__STATED TASK__
Identify each line containing the word "κλίση" and copy it.

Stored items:
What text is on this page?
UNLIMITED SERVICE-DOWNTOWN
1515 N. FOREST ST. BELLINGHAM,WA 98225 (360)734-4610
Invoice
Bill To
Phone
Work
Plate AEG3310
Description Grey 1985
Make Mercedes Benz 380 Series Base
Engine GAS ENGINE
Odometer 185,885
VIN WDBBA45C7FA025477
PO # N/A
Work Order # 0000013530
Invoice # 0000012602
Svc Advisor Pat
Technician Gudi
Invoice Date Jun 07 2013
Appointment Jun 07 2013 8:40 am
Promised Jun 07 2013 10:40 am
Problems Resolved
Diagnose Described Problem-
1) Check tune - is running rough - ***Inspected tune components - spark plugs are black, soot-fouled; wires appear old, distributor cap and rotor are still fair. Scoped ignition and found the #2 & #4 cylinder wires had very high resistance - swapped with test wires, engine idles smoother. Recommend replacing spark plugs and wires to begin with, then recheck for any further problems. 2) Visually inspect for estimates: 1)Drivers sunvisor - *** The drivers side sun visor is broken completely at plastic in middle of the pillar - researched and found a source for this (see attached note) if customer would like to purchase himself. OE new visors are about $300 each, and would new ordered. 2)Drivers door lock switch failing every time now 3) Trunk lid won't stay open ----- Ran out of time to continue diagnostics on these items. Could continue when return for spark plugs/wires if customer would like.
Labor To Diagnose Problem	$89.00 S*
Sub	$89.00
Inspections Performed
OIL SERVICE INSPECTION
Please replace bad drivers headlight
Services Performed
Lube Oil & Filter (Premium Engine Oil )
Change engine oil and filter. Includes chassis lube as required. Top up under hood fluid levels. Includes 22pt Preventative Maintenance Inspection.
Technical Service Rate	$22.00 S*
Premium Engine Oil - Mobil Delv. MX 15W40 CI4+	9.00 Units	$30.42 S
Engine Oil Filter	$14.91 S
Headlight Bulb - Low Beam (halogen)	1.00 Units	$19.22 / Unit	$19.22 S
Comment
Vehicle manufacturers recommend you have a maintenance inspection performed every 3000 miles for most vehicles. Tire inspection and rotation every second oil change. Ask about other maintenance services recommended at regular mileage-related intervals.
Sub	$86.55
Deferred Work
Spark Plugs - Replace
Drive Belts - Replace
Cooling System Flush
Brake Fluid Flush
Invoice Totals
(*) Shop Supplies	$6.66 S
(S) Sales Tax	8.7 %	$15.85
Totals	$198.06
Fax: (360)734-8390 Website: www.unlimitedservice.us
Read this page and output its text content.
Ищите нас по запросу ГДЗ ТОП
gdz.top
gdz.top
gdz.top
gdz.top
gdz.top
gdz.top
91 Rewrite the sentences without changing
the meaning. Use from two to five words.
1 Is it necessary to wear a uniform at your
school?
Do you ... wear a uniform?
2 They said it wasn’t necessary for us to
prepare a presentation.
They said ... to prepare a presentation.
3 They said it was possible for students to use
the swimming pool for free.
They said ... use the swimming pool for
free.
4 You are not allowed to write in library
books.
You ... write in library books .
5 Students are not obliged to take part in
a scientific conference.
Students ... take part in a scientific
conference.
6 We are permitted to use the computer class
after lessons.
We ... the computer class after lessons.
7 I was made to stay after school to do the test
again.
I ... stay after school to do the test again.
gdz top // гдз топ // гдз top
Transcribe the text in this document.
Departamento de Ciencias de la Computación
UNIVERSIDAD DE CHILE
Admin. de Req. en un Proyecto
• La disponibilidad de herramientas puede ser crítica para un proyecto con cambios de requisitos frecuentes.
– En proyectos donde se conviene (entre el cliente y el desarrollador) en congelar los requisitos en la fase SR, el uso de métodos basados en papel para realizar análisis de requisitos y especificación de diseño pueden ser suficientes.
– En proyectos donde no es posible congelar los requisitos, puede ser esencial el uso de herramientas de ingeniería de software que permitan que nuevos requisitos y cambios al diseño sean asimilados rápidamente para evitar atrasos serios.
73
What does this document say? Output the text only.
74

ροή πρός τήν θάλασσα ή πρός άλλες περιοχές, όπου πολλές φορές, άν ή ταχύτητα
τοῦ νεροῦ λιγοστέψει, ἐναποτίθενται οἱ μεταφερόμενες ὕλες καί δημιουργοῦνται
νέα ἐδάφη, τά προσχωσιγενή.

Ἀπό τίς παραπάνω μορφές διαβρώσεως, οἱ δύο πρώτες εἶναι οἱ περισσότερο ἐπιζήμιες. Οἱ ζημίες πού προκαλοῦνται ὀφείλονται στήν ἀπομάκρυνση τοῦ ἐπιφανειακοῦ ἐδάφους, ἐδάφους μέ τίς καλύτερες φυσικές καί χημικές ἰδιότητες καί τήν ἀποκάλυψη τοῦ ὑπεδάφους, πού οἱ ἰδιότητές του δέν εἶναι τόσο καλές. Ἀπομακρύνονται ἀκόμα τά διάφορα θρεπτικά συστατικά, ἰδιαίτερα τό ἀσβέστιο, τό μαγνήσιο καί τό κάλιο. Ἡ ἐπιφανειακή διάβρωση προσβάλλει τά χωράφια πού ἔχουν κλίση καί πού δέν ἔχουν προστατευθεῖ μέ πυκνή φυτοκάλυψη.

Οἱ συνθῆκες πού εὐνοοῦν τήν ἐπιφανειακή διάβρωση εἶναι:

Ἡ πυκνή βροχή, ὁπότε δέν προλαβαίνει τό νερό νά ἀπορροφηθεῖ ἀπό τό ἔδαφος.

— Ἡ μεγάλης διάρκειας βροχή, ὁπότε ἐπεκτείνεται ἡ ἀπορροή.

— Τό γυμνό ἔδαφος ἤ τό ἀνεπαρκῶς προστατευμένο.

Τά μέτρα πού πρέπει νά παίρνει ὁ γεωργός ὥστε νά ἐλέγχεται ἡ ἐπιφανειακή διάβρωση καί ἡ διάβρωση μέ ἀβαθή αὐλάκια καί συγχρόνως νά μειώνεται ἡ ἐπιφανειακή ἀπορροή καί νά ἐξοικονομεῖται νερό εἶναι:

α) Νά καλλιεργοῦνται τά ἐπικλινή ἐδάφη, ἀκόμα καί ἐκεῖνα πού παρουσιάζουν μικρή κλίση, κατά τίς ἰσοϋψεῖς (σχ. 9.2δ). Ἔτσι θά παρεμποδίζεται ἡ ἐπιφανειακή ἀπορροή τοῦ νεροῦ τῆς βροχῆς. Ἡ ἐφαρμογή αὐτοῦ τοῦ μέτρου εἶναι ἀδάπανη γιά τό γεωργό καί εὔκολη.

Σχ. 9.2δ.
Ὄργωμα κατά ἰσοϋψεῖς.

__COMPLETED EXERCISE__
Ἀπό τίς παραπάνω μορφές διαβρώσεως, οἱ δύο πρώτες εἶναι οἱ περισσότερο ἐπιζήμιες. Οἱ ζημίες πού προκαλοῦνται ὀφείλονται στήν ἀπομάκρυνση τοῦ ἐπιφανειακοῦ ἐδάφους, ἐδάφους μέ τίς καλύτερες φυσικές καί χημικές ἰδιότητες καί τήν ἀποκάλυψη τοῦ ὑπεδάφους, πού οἱ ἰδιότητές του δέν εἶναι τόσο καλές. Ἀπομακρύνονται ἀκόμα τά διάφορα θρεπτικά συστατικά, ἰδιαίτερα τό ἀσβέστιο, τό μαγνήσιο καί τό κάλιο. Ἡ ἐπιφανειακή διάβρωση προσβάλλει τά χωράφια πού ἔχουν κλίση καί πού δέν ἔχουν προστατευθεῖ μέ πυκνή φυτοκάλυψη.
α) Νά καλλιεργοῦνται τά ἐπικλινή ἐδάφη, ἀκόμα καί ἐκεῖνα πού παρουσιάζουν μικρή κλίση, κατά τίς ἰσοϋψεῖς (σχ. 9.2δ). Ἔτσι θά παρεμποδίζεται ἡ ἐπιφανειακή ἀπορροή τοῦ νεροῦ τῆς βροχῆς. Ἡ ἐφαρμογή αὐτοῦ τοῦ μέτρου εἶναι ἀδάπανη γιά τό γεωργό καί εὔκολη.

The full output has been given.